## WHAT THIS TASK INVOLVES
Your answer should consist of the lines in the following data that contain "items".
§ §
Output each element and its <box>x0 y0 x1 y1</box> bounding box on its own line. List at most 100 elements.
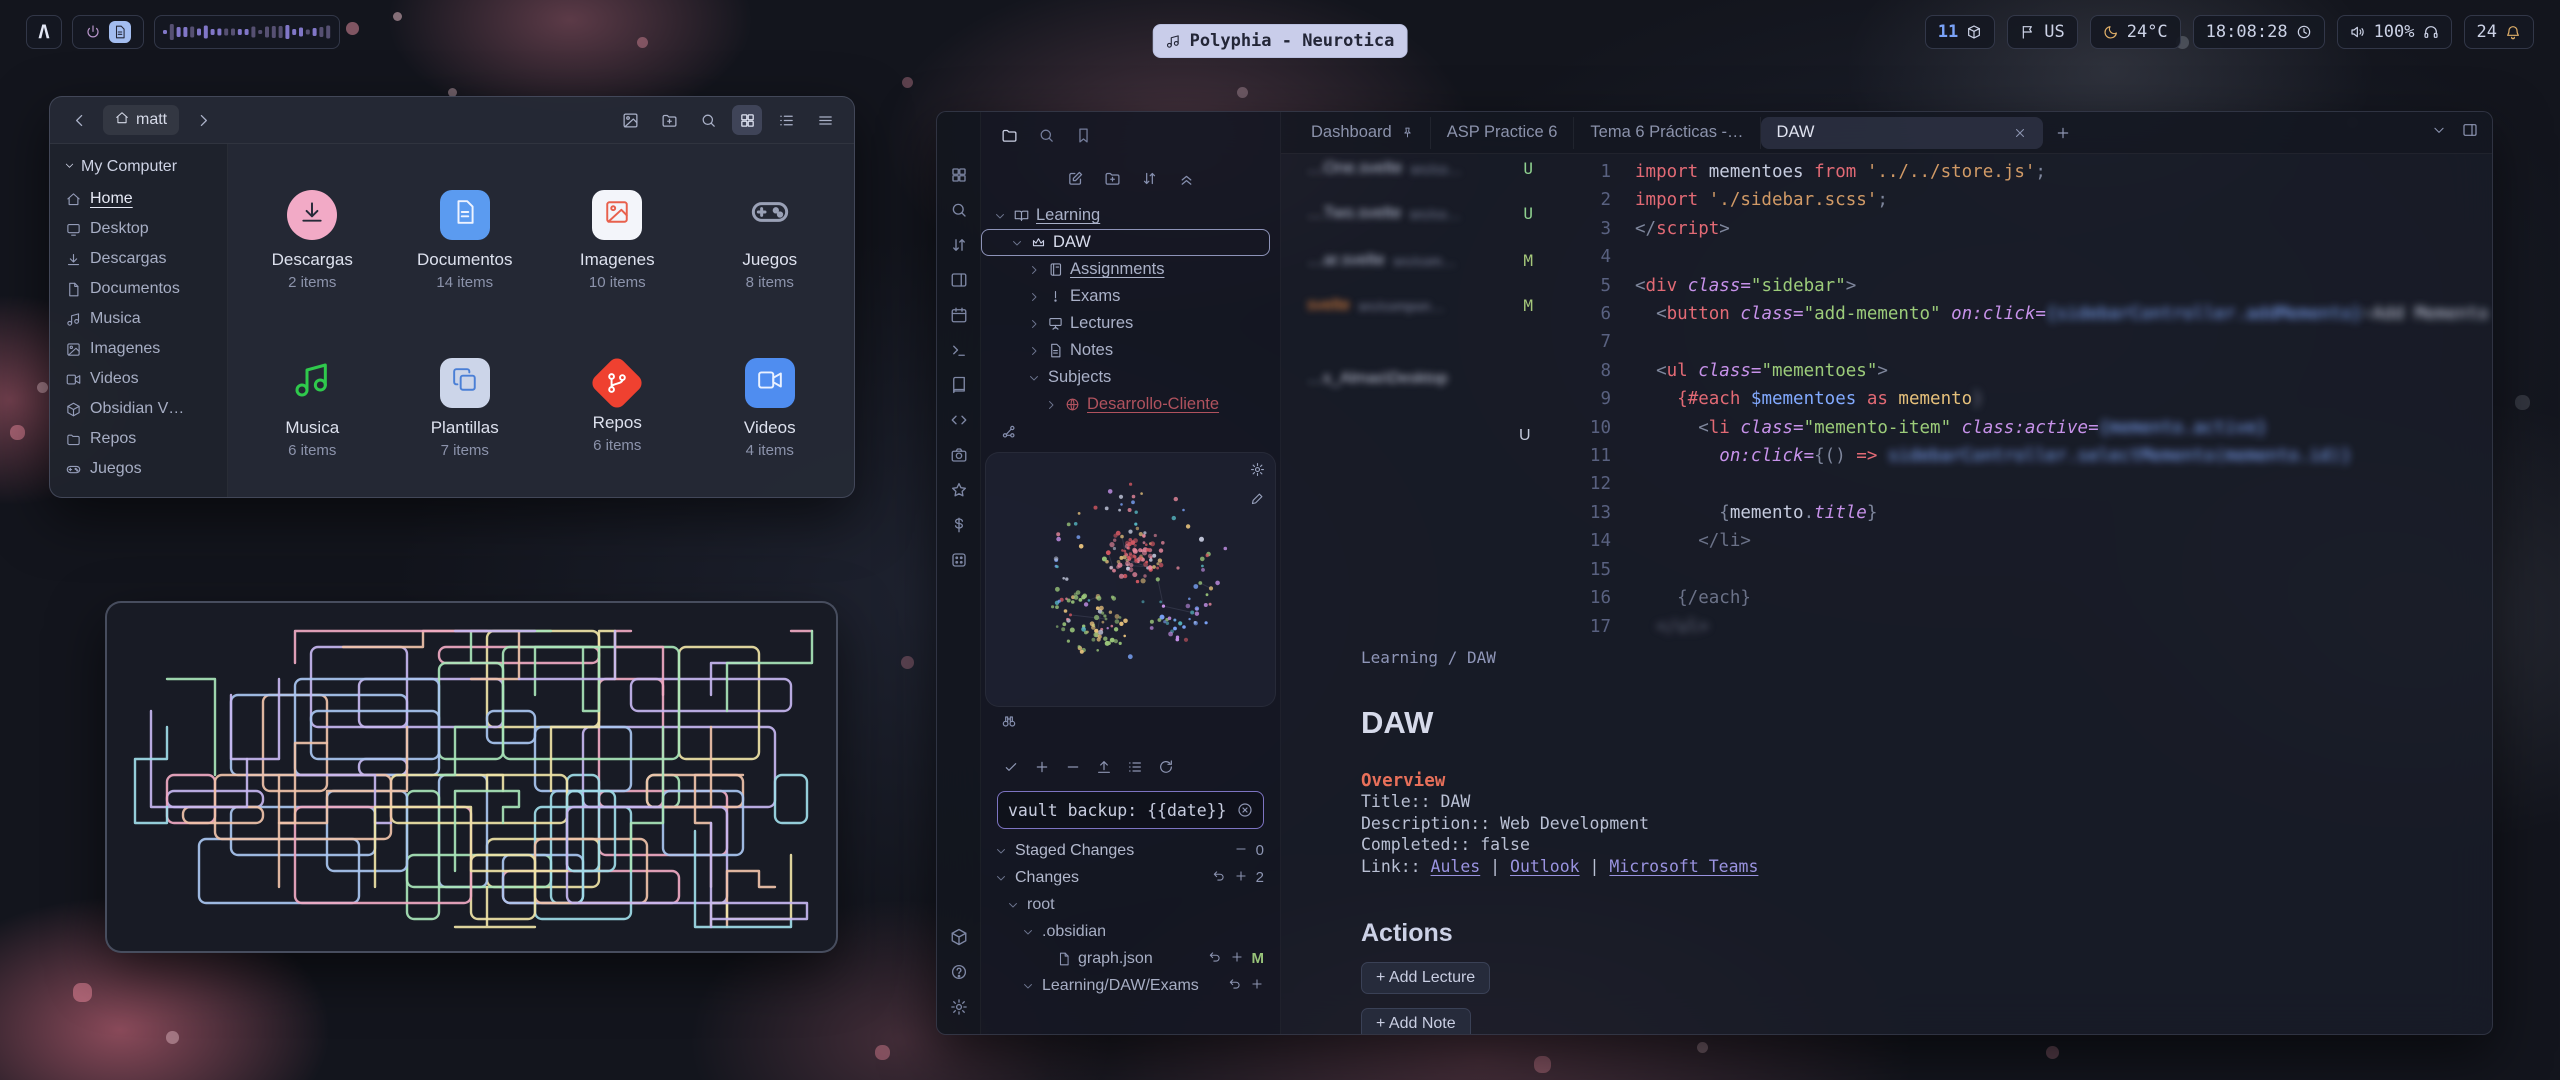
tab-tema-6-pr-cticas[interactable]: Tema 6 Prácticas -… <box>1574 117 1760 149</box>
graph-panel-icon[interactable] <box>1001 424 1017 445</box>
blurred-file-item[interactable]: …ar.sveltesrc/com…M <box>1307 251 1533 270</box>
tree-item-learning[interactable]: Learning <box>981 202 1270 229</box>
launcher-button[interactable]: Λ <box>26 15 62 49</box>
preview-toggle-icon[interactable] <box>615 105 645 135</box>
git-panel-icon[interactable] <box>1001 713 1017 734</box>
tab-dashboard[interactable]: Dashboard <box>1295 117 1431 149</box>
sidebar-item-juegos[interactable]: Juegos <box>58 454 219 484</box>
commit-message-input[interactable]: vault backup: {{date}} <box>997 791 1264 829</box>
tab-asp-practice-6[interactable]: ASP Practice 6 <box>1431 117 1575 149</box>
git-section-changes[interactable]: Changes2 <box>981 864 1280 891</box>
link-microsoft-teams[interactable]: Microsoft Teams <box>1609 857 1758 876</box>
help-ribbon-icon[interactable] <box>948 961 970 983</box>
list-git-icon[interactable] <box>1127 759 1143 780</box>
minus-git-icon[interactable] <box>1065 759 1081 780</box>
folder-plantillas[interactable]: Plantillas7 items <box>389 324 542 492</box>
tree-item-notes[interactable]: Notes <box>981 337 1270 364</box>
button-add-lecture[interactable]: + Add Lecture <box>1361 962 1490 994</box>
plus-icon[interactable] <box>1230 950 1244 968</box>
folder-sidebar-tab-icon[interactable] <box>1001 127 1018 149</box>
folder-descargas[interactable]: Descargas2 items <box>236 156 389 324</box>
folder-musica[interactable]: Musica6 items <box>236 324 389 492</box>
breadcrumb[interactable]: matt <box>103 105 179 135</box>
notes-icon[interactable] <box>109 21 131 43</box>
folder-juegos[interactable]: Juegos8 items <box>694 156 847 324</box>
refresh-git-icon[interactable] <box>1158 759 1174 780</box>
git-change-learning-daw-exams[interactable]: Learning/DAW/Exams <box>981 972 1280 999</box>
sidebar-item-documentos[interactable]: Documentos <box>58 274 219 304</box>
sidebar-item-videos[interactable]: Videos <box>58 364 219 394</box>
dollar-ribbon-icon[interactable] <box>948 514 970 536</box>
tree-item-desarrollo-cliente[interactable]: Desarrollo-Cliente <box>981 391 1270 418</box>
undo-icon[interactable] <box>1212 869 1226 887</box>
graph-style-icon[interactable] <box>1250 491 1265 511</box>
code-ribbon-icon[interactable] <box>948 409 970 431</box>
sort-ribbon-icon[interactable] <box>948 234 970 256</box>
tree-item-assignments[interactable]: Assignments <box>981 256 1270 283</box>
sidebar-item-repos[interactable]: Repos <box>58 424 219 454</box>
media-pill[interactable]: Polyphia - Neurotica <box>1153 24 1408 58</box>
edit-action-icon[interactable] <box>1067 170 1084 187</box>
tab-daw[interactable]: DAW <box>1761 117 2043 149</box>
keyboard-layout-pill[interactable]: US <box>2007 15 2077 49</box>
plus-git-icon[interactable] <box>1034 759 1050 780</box>
tree-item-daw[interactable]: DAW <box>981 229 1270 256</box>
notifications-pill[interactable]: 24 <box>2464 15 2534 49</box>
forward-button[interactable] <box>188 105 218 135</box>
grid-view-icon[interactable] <box>732 105 762 135</box>
volume-pill[interactable]: 100% <box>2337 15 2452 49</box>
plus-icon[interactable] <box>1234 869 1248 887</box>
folder-documentos[interactable]: Documentos14 items <box>389 156 542 324</box>
check-git-icon[interactable] <box>1003 759 1019 780</box>
terminal-ribbon-icon[interactable] <box>948 339 970 361</box>
layout-ribbon-icon[interactable] <box>948 269 970 291</box>
plus-icon[interactable] <box>1250 977 1264 995</box>
local-graph-view[interactable] <box>985 452 1276 707</box>
blurred-file-item[interactable]: sveltesrc/compon…M <box>1307 296 1533 315</box>
note-breadcrumb[interactable]: Learning / DAW <box>1361 648 2261 667</box>
tree-item-subjects[interactable]: Subjects <box>981 364 1270 391</box>
sidebar-item-imagenes[interactable]: Imagenes <box>58 334 219 364</box>
undo-icon[interactable] <box>1228 977 1242 995</box>
sidebar-item-descargas[interactable]: Descargas <box>58 244 219 274</box>
sidebar-item-home[interactable]: Home <box>58 184 219 214</box>
new-tab-button[interactable] <box>2055 125 2071 141</box>
sidebar-item-desktop[interactable]: Desktop <box>58 214 219 244</box>
git-section-staged-changes[interactable]: Staged Changes0 <box>981 837 1280 864</box>
blurred-file-item[interactable]: …Two.sveltesrc/co…U <box>1307 204 1533 223</box>
sort-action-icon[interactable] <box>1141 170 1158 187</box>
undo-icon[interactable] <box>1208 950 1222 968</box>
power-icon[interactable] <box>85 24 101 40</box>
tree-item-lectures[interactable]: Lectures <box>981 310 1270 337</box>
search-sidebar-tab-icon[interactable] <box>1038 127 1055 149</box>
weather-pill[interactable]: 24°C <box>2090 15 2181 49</box>
sidebar-item-musica[interactable]: Musica <box>58 304 219 334</box>
book-ribbon-icon[interactable] <box>948 374 970 396</box>
upload-git-icon[interactable] <box>1096 759 1112 780</box>
button-add-note[interactable]: + Add Note <box>1361 1008 1471 1034</box>
folder-repos[interactable]: Repos6 items <box>541 324 694 492</box>
link-aules[interactable]: Aules <box>1431 857 1481 876</box>
blurred-file-item[interactable]: …One.sveltesrc/co…U <box>1307 159 1533 178</box>
sidebar-section-title[interactable]: My Computer <box>58 154 219 184</box>
folder-imagenes[interactable]: Imagenes10 items <box>541 156 694 324</box>
updates-pill[interactable]: 11 <box>1925 15 1995 49</box>
graph-settings-icon[interactable] <box>1250 462 1265 482</box>
tab-list-icon[interactable] <box>2432 123 2446 142</box>
search-icon[interactable] <box>693 105 723 135</box>
clock-pill[interactable]: 18:08:28 <box>2193 15 2325 49</box>
link-outlook[interactable]: Outlook <box>1510 857 1580 876</box>
tree-item-exams[interactable]: Exams <box>981 283 1270 310</box>
git-change-obsidian[interactable]: .obsidian <box>981 918 1280 945</box>
close-tab-icon[interactable] <box>2013 126 2027 140</box>
folder-videos[interactable]: Videos4 items <box>694 324 847 492</box>
sidebar-item-obsidian-v[interactable]: Obsidian V… <box>58 394 219 424</box>
calendar-ribbon-icon[interactable] <box>948 304 970 326</box>
bookmark-sidebar-tab-icon[interactable] <box>1075 127 1092 149</box>
grid-ribbon-icon[interactable] <box>948 164 970 186</box>
clear-message-icon[interactable] <box>1237 802 1253 818</box>
code-editor[interactable]: 1234567891011121314151617 import memento… <box>1569 158 2488 641</box>
camera-ribbon-icon[interactable] <box>948 444 970 466</box>
minus-icon[interactable] <box>1234 842 1248 860</box>
workspace-visualizer[interactable] <box>154 15 340 49</box>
§ §
## REPLY TO THE EXERCISE
folder-plantillas[interactable]: Plantillas7 items <box>389 324 542 492</box>
folder-descargas[interactable]: Descargas2 items <box>236 156 389 324</box>
folder-musica[interactable]: Musica6 items <box>236 324 389 492</box>
folder-juegos[interactable]: Juegos8 items <box>694 156 847 324</box>
folder-documentos[interactable]: Documentos14 items <box>389 156 542 324</box>
folder-repos[interactable]: Repos6 items <box>541 324 694 492</box>
folder-imagenes[interactable]: Imagenes10 items <box>541 156 694 324</box>
folder-videos[interactable]: Videos4 items <box>694 324 847 492</box>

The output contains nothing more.